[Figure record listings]

──────────────────────────────

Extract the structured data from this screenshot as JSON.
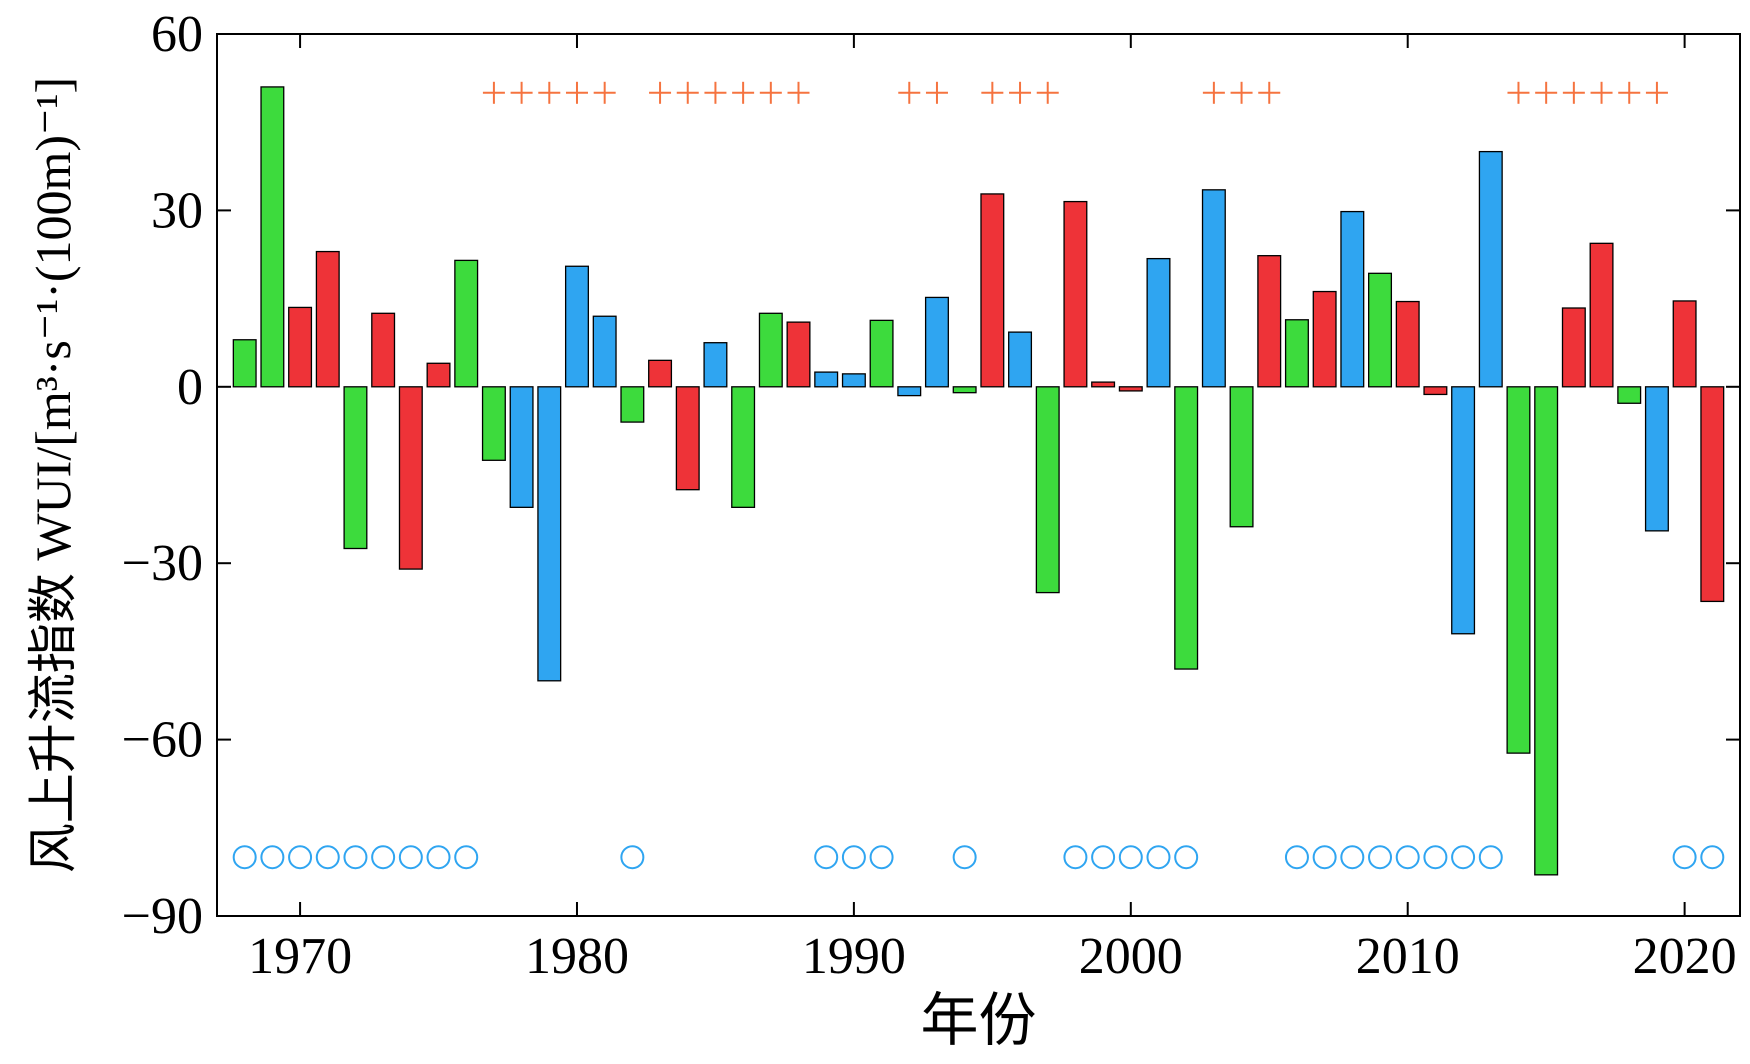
{
  "chart_data": {
    "type": "bar",
    "xlabel": "年份",
    "ylabel": "风上升流指数 WUI/[m³·s⁻¹·(100m)⁻¹]",
    "xlim": [
      1967,
      2022
    ],
    "ylim": [
      -90,
      60
    ],
    "xticks": [
      1970,
      1980,
      1990,
      2000,
      2010,
      2020
    ],
    "yticks": [
      60,
      30,
      0,
      -30,
      -60,
      -90
    ],
    "ytick_labels": [
      "60",
      "30",
      "0",
      "−30",
      "−60",
      "−90"
    ],
    "grid": false,
    "colors": {
      "green": "#3ddb3d",
      "red": "#ee3338",
      "blue": "#2fa5f1",
      "plus": "#f5733f",
      "circle": "#2fa5f1"
    },
    "bars": [
      {
        "x": 1968,
        "value": 8,
        "color": "green"
      },
      {
        "x": 1969,
        "value": 51,
        "color": "green"
      },
      {
        "x": 1970,
        "value": 13.5,
        "color": "red"
      },
      {
        "x": 1971,
        "value": 23,
        "color": "red"
      },
      {
        "x": 1972,
        "value": -27.5,
        "color": "green"
      },
      {
        "x": 1973,
        "value": 12.5,
        "color": "red"
      },
      {
        "x": 1974,
        "value": -31,
        "color": "red"
      },
      {
        "x": 1975,
        "value": 4,
        "color": "red"
      },
      {
        "x": 1976,
        "value": 21.5,
        "color": "green"
      },
      {
        "x": 1977,
        "value": -12.5,
        "color": "green"
      },
      {
        "x": 1978,
        "value": -20.5,
        "color": "blue"
      },
      {
        "x": 1979,
        "value": -50,
        "color": "blue"
      },
      {
        "x": 1980,
        "value": 20.5,
        "color": "blue"
      },
      {
        "x": 1981,
        "value": 12,
        "color": "blue"
      },
      {
        "x": 1982,
        "value": -6,
        "color": "green"
      },
      {
        "x": 1983,
        "value": 4.5,
        "color": "red"
      },
      {
        "x": 1984,
        "value": -17.5,
        "color": "red"
      },
      {
        "x": 1985,
        "value": 7.5,
        "color": "blue"
      },
      {
        "x": 1986,
        "value": -20.5,
        "color": "green"
      },
      {
        "x": 1987,
        "value": 12.5,
        "color": "green"
      },
      {
        "x": 1988,
        "value": 11,
        "color": "red"
      },
      {
        "x": 1989,
        "value": 2.5,
        "color": "blue"
      },
      {
        "x": 1990,
        "value": 2.2,
        "color": "blue"
      },
      {
        "x": 1991,
        "value": 11.3,
        "color": "green"
      },
      {
        "x": 1992,
        "value": -1.5,
        "color": "blue"
      },
      {
        "x": 1993,
        "value": 15.2,
        "color": "blue"
      },
      {
        "x": 1994,
        "value": -1,
        "color": "green"
      },
      {
        "x": 1995,
        "value": 32.8,
        "color": "red"
      },
      {
        "x": 1996,
        "value": 9.3,
        "color": "blue"
      },
      {
        "x": 1997,
        "value": -35,
        "color": "green"
      },
      {
        "x": 1998,
        "value": 31.5,
        "color": "red"
      },
      {
        "x": 1999,
        "value": 0.8,
        "color": "red"
      },
      {
        "x": 2000,
        "value": -0.7,
        "color": "red"
      },
      {
        "x": 2001,
        "value": 21.8,
        "color": "blue"
      },
      {
        "x": 2002,
        "value": -48,
        "color": "green"
      },
      {
        "x": 2003,
        "value": 33.5,
        "color": "blue"
      },
      {
        "x": 2004,
        "value": -23.8,
        "color": "green"
      },
      {
        "x": 2005,
        "value": 22.3,
        "color": "red"
      },
      {
        "x": 2006,
        "value": 11.4,
        "color": "green"
      },
      {
        "x": 2007,
        "value": 16.2,
        "color": "red"
      },
      {
        "x": 2008,
        "value": 29.8,
        "color": "blue"
      },
      {
        "x": 2009,
        "value": 19.3,
        "color": "green"
      },
      {
        "x": 2010,
        "value": 14.5,
        "color": "red"
      },
      {
        "x": 2011,
        "value": -1.3,
        "color": "red"
      },
      {
        "x": 2012,
        "value": -42,
        "color": "blue"
      },
      {
        "x": 2013,
        "value": 40,
        "color": "blue"
      },
      {
        "x": 2014,
        "value": -62.3,
        "color": "green"
      },
      {
        "x": 2015,
        "value": -83,
        "color": "green"
      },
      {
        "x": 2016,
        "value": 13.4,
        "color": "red"
      },
      {
        "x": 2017,
        "value": 24.4,
        "color": "red"
      },
      {
        "x": 2018,
        "value": -2.8,
        "color": "green"
      },
      {
        "x": 2019,
        "value": -24.5,
        "color": "blue"
      },
      {
        "x": 2020,
        "value": 14.6,
        "color": "red"
      },
      {
        "x": 2021,
        "value": -36.5,
        "color": "red"
      }
    ],
    "plus_markers": {
      "y": 50,
      "symbol": "+",
      "years": [
        1977,
        1978,
        1979,
        1980,
        1981,
        1983,
        1984,
        1985,
        1986,
        1987,
        1988,
        1992,
        1993,
        1995,
        1996,
        1997,
        2003,
        2004,
        2005,
        2014,
        2015,
        2016,
        2017,
        2018,
        2019
      ]
    },
    "circle_markers": {
      "y": -80,
      "years": [
        1968,
        1969,
        1970,
        1971,
        1972,
        1973,
        1974,
        1975,
        1976,
        1982,
        1989,
        1990,
        1991,
        1994,
        1998,
        1999,
        2000,
        2001,
        2002,
        2006,
        2007,
        2008,
        2009,
        2010,
        2011,
        2012,
        2013,
        2020,
        2021
      ]
    }
  }
}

──────────────────────────────

> [WHAT YOU NEED TO DO] Excluding the pictures, restate the records above word for word.

> [CORRECT ANSWER]
Extract the structured data from this screenshot as JSON.
{
  "chart_data": {
    "type": "bar",
    "xlabel": "年份",
    "ylabel": "风上升流指数 WUI/[m³·s⁻¹·(100m)⁻¹]",
    "xlim": [
      1967,
      2022
    ],
    "ylim": [
      -90,
      60
    ],
    "xticks": [
      1970,
      1980,
      1990,
      2000,
      2010,
      2020
    ],
    "yticks": [
      60,
      30,
      0,
      -30,
      -60,
      -90
    ],
    "ytick_labels": [
      "60",
      "30",
      "0",
      "−30",
      "−60",
      "−90"
    ],
    "grid": false,
    "colors": {
      "green": "#3ddb3d",
      "red": "#ee3338",
      "blue": "#2fa5f1",
      "plus": "#f5733f",
      "circle": "#2fa5f1"
    },
    "bars": [
      {
        "x": 1968,
        "value": 8,
        "color": "green"
      },
      {
        "x": 1969,
        "value": 51,
        "color": "green"
      },
      {
        "x": 1970,
        "value": 13.5,
        "color": "red"
      },
      {
        "x": 1971,
        "value": 23,
        "color": "red"
      },
      {
        "x": 1972,
        "value": -27.5,
        "color": "green"
      },
      {
        "x": 1973,
        "value": 12.5,
        "color": "red"
      },
      {
        "x": 1974,
        "value": -31,
        "color": "red"
      },
      {
        "x": 1975,
        "value": 4,
        "color": "red"
      },
      {
        "x": 1976,
        "value": 21.5,
        "color": "green"
      },
      {
        "x": 1977,
        "value": -12.5,
        "color": "green"
      },
      {
        "x": 1978,
        "value": -20.5,
        "color": "blue"
      },
      {
        "x": 1979,
        "value": -50,
        "color": "blue"
      },
      {
        "x": 1980,
        "value": 20.5,
        "color": "blue"
      },
      {
        "x": 1981,
        "value": 12,
        "color": "blue"
      },
      {
        "x": 1982,
        "value": -6,
        "color": "green"
      },
      {
        "x": 1983,
        "value": 4.5,
        "color": "red"
      },
      {
        "x": 1984,
        "value": -17.5,
        "color": "red"
      },
      {
        "x": 1985,
        "value": 7.5,
        "color": "blue"
      },
      {
        "x": 1986,
        "value": -20.5,
        "color": "green"
      },
      {
        "x": 1987,
        "value": 12.5,
        "color": "green"
      },
      {
        "x": 1988,
        "value": 11,
        "color": "red"
      },
      {
        "x": 1989,
        "value": 2.5,
        "color": "blue"
      },
      {
        "x": 1990,
        "value": 2.2,
        "color": "blue"
      },
      {
        "x": 1991,
        "value": 11.3,
        "color": "green"
      },
      {
        "x": 1992,
        "value": -1.5,
        "color": "blue"
      },
      {
        "x": 1993,
        "value": 15.2,
        "color": "blue"
      },
      {
        "x": 1994,
        "value": -1,
        "color": "green"
      },
      {
        "x": 1995,
        "value": 32.8,
        "color": "red"
      },
      {
        "x": 1996,
        "value": 9.3,
        "color": "blue"
      },
      {
        "x": 1997,
        "value": -35,
        "color": "green"
      },
      {
        "x": 1998,
        "value": 31.5,
        "color": "red"
      },
      {
        "x": 1999,
        "value": 0.8,
        "color": "red"
      },
      {
        "x": 2000,
        "value": -0.7,
        "color": "red"
      },
      {
        "x": 2001,
        "value": 21.8,
        "color": "blue"
      },
      {
        "x": 2002,
        "value": -48,
        "color": "green"
      },
      {
        "x": 2003,
        "value": 33.5,
        "color": "blue"
      },
      {
        "x": 2004,
        "value": -23.8,
        "color": "green"
      },
      {
        "x": 2005,
        "value": 22.3,
        "color": "red"
      },
      {
        "x": 2006,
        "value": 11.4,
        "color": "green"
      },
      {
        "x": 2007,
        "value": 16.2,
        "color": "red"
      },
      {
        "x": 2008,
        "value": 29.8,
        "color": "blue"
      },
      {
        "x": 2009,
        "value": 19.3,
        "color": "green"
      },
      {
        "x": 2010,
        "value": 14.5,
        "color": "red"
      },
      {
        "x": 2011,
        "value": -1.3,
        "color": "red"
      },
      {
        "x": 2012,
        "value": -42,
        "color": "blue"
      },
      {
        "x": 2013,
        "value": 40,
        "color": "blue"
      },
      {
        "x": 2014,
        "value": -62.3,
        "color": "green"
      },
      {
        "x": 2015,
        "value": -83,
        "color": "green"
      },
      {
        "x": 2016,
        "value": 13.4,
        "color": "red"
      },
      {
        "x": 2017,
        "value": 24.4,
        "color": "red"
      },
      {
        "x": 2018,
        "value": -2.8,
        "color": "green"
      },
      {
        "x": 2019,
        "value": -24.5,
        "color": "blue"
      },
      {
        "x": 2020,
        "value": 14.6,
        "color": "red"
      },
      {
        "x": 2021,
        "value": -36.5,
        "color": "red"
      }
    ],
    "plus_markers": {
      "y": 50,
      "symbol": "+",
      "years": [
        1977,
        1978,
        1979,
        1980,
        1981,
        1983,
        1984,
        1985,
        1986,
        1987,
        1988,
        1992,
        1993,
        1995,
        1996,
        1997,
        2003,
        2004,
        2005,
        2014,
        2015,
        2016,
        2017,
        2018,
        2019
      ]
    },
    "circle_markers": {
      "y": -80,
      "years": [
        1968,
        1969,
        1970,
        1971,
        1972,
        1973,
        1974,
        1975,
        1976,
        1982,
        1989,
        1990,
        1991,
        1994,
        1998,
        1999,
        2000,
        2001,
        2002,
        2006,
        2007,
        2008,
        2009,
        2010,
        2011,
        2012,
        2013,
        2020,
        2021
      ]
    }
  }
}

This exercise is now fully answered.